**Source material**
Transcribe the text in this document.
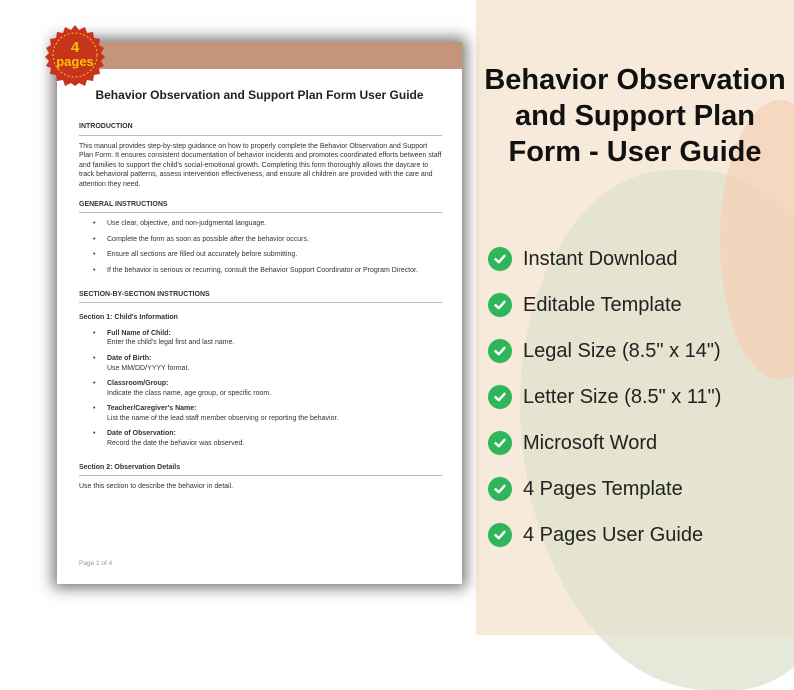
Behavior Observation and Support Plan Form User Guide
INTRODUCTION
This manual provides step-by-step guidance on how to properly complete the Behavior Observation and Support Plan Form. It ensures consistent documentation of behavior incidents and promotes coordinated efforts between staff and families to support the child's social-emotional growth. Completing this form thoroughly allows the daycare to track behavioral patterns, assess intervention effectiveness, and ensure all children are provided with the care and attention they need.
GENERAL INSTRUCTIONS
• Use clear, objective, and non-judgmental language.
• Complete the form as soon as possible after the behavior occurs.
• Ensure all sections are filled out accurately before submitting.
• If the behavior is serious or recurring, consult the Behavior Support Coordinator or Program Director.
SECTION-BY-SECTION INSTRUCTIONS
Section 1: Child's Information
• Full Name of Child:
Enter the child's legal first and last name.
• Date of Birth:
Use MM/DD/YYYY format.
• Classroom/Group:
Indicate the class name, age group, or specific room.
• Teacher/Caregiver's Name:
List the name of the lead staff member observing or reporting the behavior.
• Date of Observation:
Record the date the behavior was observed.
Section 2: Observation Details
Use this section to describe the behavior in detail.
Page 1 of 4
4
pages
Behavior Observation and Support Plan Form - User Guide
Instant Download
Editable Template
Legal Size (8.5" x 14")
Letter Size (8.5" x 11")
Microsoft Word
4 Pages Template
4 Pages User Guide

**Short problem**
Copy the entries above faithfully and omit every image.

**Solution**
Transcribe the text in this document.
Behavior Observation and Support Plan Form User Guide
INTRODUCTION
This manual provides step-by-step guidance on how to properly complete the Behavior Observation and Support Plan Form. It ensures consistent documentation of behavior incidents and promotes coordinated efforts between staff and families to support the child's social-emotional growth. Completing this form thoroughly allows the daycare to track behavioral patterns, assess intervention effectiveness, and ensure all children are provided with the care and attention they need.
GENERAL INSTRUCTIONS
• Use clear, objective, and non-judgmental language.
• Complete the form as soon as possible after the behavior occurs.
• Ensure all sections are filled out accurately before submitting.
• If the behavior is serious or recurring, consult the Behavior Support Coordinator or Program Director.
SECTION-BY-SECTION INSTRUCTIONS
Section 1: Child's Information
• Full Name of Child:
Enter the child's legal first and last name.
• Date of Birth:
Use MM/DD/YYYY format.
• Classroom/Group:
Indicate the class name, age group, or specific room.
• Teacher/Caregiver's Name:
List the name of the lead staff member observing or reporting the behavior.
• Date of Observation:
Record the date the behavior was observed.
Section 2: Observation Details
Use this section to describe the behavior in detail.
Page 1 of 4
4
pages
Behavior Observation and Support Plan Form - User Guide
Instant Download
Editable Template
Legal Size (8.5" x 14")
Letter Size (8.5" x 11")
Microsoft Word
4 Pages Template
4 Pages User Guide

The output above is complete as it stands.